Exercise details >> Show every line where "sidebar" occurs.

===== Provided records =====

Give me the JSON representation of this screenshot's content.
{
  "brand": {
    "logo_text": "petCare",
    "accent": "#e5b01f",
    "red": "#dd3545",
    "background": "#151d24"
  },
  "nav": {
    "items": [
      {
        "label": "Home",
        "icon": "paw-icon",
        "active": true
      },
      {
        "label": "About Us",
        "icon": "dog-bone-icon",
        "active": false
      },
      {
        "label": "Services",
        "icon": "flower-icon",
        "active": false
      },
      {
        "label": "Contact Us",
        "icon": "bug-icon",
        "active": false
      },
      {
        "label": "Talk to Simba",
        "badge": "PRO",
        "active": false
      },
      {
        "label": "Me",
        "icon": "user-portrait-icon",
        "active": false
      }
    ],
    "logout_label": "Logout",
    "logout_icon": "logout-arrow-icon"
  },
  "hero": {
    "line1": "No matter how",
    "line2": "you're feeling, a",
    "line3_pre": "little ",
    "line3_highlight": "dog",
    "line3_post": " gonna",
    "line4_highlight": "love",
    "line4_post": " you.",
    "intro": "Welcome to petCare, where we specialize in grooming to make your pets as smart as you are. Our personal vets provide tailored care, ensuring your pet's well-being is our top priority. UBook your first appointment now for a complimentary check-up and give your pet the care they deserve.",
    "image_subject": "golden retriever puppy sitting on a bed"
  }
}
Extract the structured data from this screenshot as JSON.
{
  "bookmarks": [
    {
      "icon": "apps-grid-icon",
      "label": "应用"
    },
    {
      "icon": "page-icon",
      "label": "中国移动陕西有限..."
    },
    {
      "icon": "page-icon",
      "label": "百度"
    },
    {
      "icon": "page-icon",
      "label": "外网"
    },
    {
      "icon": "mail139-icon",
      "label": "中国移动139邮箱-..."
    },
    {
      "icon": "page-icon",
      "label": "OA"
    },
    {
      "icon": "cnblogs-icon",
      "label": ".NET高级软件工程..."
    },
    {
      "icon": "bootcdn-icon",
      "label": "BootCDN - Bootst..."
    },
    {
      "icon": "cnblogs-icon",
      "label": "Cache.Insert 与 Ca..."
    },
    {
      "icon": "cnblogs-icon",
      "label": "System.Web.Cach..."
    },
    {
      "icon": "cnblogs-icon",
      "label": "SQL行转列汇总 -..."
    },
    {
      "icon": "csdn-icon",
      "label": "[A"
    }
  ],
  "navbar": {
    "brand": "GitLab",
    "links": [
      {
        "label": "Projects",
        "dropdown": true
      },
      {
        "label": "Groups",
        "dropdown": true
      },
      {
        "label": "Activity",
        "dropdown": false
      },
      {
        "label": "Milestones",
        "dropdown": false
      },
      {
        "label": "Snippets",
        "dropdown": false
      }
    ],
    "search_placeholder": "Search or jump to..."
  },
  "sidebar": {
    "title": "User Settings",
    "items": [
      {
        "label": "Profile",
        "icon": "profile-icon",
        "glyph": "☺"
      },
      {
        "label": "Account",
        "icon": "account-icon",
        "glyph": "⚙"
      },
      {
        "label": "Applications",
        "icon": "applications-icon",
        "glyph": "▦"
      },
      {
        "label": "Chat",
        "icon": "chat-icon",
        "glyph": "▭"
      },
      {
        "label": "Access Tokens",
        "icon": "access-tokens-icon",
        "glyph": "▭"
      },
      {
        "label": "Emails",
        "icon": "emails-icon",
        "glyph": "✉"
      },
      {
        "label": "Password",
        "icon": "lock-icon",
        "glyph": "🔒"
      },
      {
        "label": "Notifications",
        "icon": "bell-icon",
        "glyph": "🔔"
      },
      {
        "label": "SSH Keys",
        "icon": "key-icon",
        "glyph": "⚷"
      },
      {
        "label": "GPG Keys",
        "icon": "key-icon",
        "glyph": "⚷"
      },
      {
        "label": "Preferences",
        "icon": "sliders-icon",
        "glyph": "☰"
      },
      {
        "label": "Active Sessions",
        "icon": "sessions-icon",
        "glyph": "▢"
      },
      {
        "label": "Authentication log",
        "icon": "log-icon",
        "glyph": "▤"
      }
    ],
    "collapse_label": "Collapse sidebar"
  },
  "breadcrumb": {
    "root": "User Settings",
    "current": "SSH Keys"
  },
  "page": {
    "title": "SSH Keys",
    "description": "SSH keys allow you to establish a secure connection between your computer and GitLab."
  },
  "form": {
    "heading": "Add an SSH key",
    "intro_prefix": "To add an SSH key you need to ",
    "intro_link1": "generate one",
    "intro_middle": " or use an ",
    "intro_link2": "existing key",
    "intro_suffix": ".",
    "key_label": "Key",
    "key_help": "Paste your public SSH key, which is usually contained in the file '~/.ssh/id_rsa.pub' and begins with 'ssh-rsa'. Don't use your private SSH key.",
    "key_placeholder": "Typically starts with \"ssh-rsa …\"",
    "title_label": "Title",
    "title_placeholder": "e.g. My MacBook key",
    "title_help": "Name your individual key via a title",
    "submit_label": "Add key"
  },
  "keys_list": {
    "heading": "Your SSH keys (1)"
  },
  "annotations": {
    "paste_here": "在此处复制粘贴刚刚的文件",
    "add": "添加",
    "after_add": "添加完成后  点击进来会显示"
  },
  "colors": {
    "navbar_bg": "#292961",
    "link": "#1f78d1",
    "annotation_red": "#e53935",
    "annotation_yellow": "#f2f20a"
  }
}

=====

Result of this task >>
  "sidebar": {
    "collapse_label": "Collapse sidebar"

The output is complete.